> **文書本文**:

=======

シングルペアレントが直面する貧困:家族形態、性別、労働…重なり合う困難の構造
シングルペアレント(ひとり親)世帯の貧困は、日本社会における重要な課題の一つです。その背景には、単に収入が低いというだけでなく、さまざまな要因が複雑に絡み合っている現状があります。インターセクショナリティという視点を取り入れることで、この複雑な構造をより深く理解することができます。
インターセクショナリティとは
インターセクショナリティとは、人種、性別、階級、性的指向、障害、年齢、国籍など、複数の属性が交差することによって生じる、特有の差別や抑圧、あるいは不利益の構造を分析するための概念です。単一の属性に基づく差別(例:性差別だけ、人種差別だけ)だけでなく、複数の属性が重なり合うことで、その人独自の、より複雑で困難な状況が生まれることを示します。
シングルペアレントの貧困に現れるインターセクショナリティ
シングルペアレントが直面する貧困は、まさにこのインターセクショナリティが色濃く現れる領域です。ここでは、いくつかの主要な要素がどのように交差するかを見ていきます。
1. 家族形態(単独親であること)

=======

> **データセット抜粋**:
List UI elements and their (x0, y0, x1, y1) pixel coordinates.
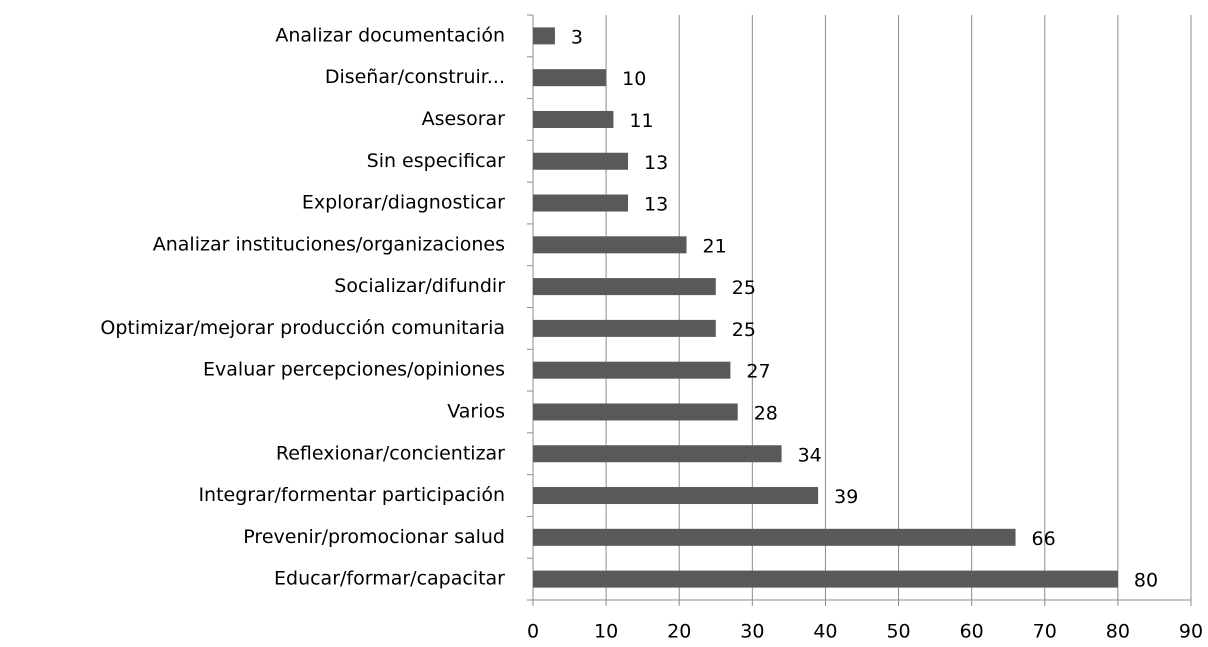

=======

> **設問**:
**1.** ひとり親世帯の貧困についての文章のうち、「シングルペアレントが直面する貧困:家族形態、性別、労働…重なり合う困難の構造」から「深く理解することができます。」までを、両端を含めて一字一句違えずに書き写してください。
**2.** 次の(a)〜(c)がひとり親世帯の貧困についての文章と一致するかを「はい」か「いいえ」で答え、判断の根拠となる文章中の語句を正確に引用してください。
(a) インターセクショナリティで分析の対象となる属性には、国籍が含まれる。
(b) ひとり親世帯の貧困の背景は、収入の低さだけで説明できる。
(c) インターセクショナリティは、単一の属性に基づく差別だけを扱う概念として定義されている。
**3.** ひとり親世帯の貧困についての文章を、最後の見出し「1. 家族形態(単独親であること)」の後から書き継いでください。

> **回答**:
**1.**
シングルペアレントが直面する貧困:家族形態、性別、労働…重なり合う困難の構造
シングルペアレント(ひとり親)世帯の貧困は、日本社会における重要な課題の一つです。その背景には、単に収入が低いというだけでなく、さまざまな要因が複雑に絡み合っている現状があります。インターセクショナリティという視点を取り入れることで、この複雑な構造をより深く理解することができます。

**2.**
(a) はい。「人種、性別、階級、性的指向、障害、年齢、国籍など」
(b) いいえ。「単に収入が低いというだけでなく、さまざまな要因が複雑に絡み合っている現状があります」
(c) いいえ。「単一の属性に基づく差別(例:性差別だけ、人種差別だけ)だけでなく、複数の属性が重なり合うことで」

**3.**
まず、シングルペアレントという家族形態自体が、経済的・社会的な困難を生み出す起点となります。一人の親が家計を支えながら、子育て、家事、地域の付き合いなどを全て担う負担は非常に重く、時間的・精神的な余裕を奪います。これは、他の属性に関わらず共通する困難ですが、他の属性と重なることでその深刻さが増します。
2. 性別
シングルペアレントの多くは女性です。日本では、依然として根強い性別役割分業意識や、女性の非正規雇用率の高さ、賃金格差などが存在します。この「性別」という属性が、「シングルペアレント」という立場と交差することで、経済的な不安定さが顕著になります。例えば、子育てのために時間的な制約がある中で、正規雇用や十分な収入が得られる仕事に就くことが一層困難になります。
3. 労働環境・階級
シングルペアレントである親の学歴や職歴、現在の雇用形態(正規・非正規)は、世帯の経済状況に直結します。不安定な非正規雇用である場合、低賃金、雇用の不安定さ、社会保険や福利厚生の不十分さといった問題が、「一人で家計を支える」という責任と重なります。これは、親が育った家庭の経済状況や教育環境(「階級」)とも関連し、貧困の世代間連鎖のリスクを高めます。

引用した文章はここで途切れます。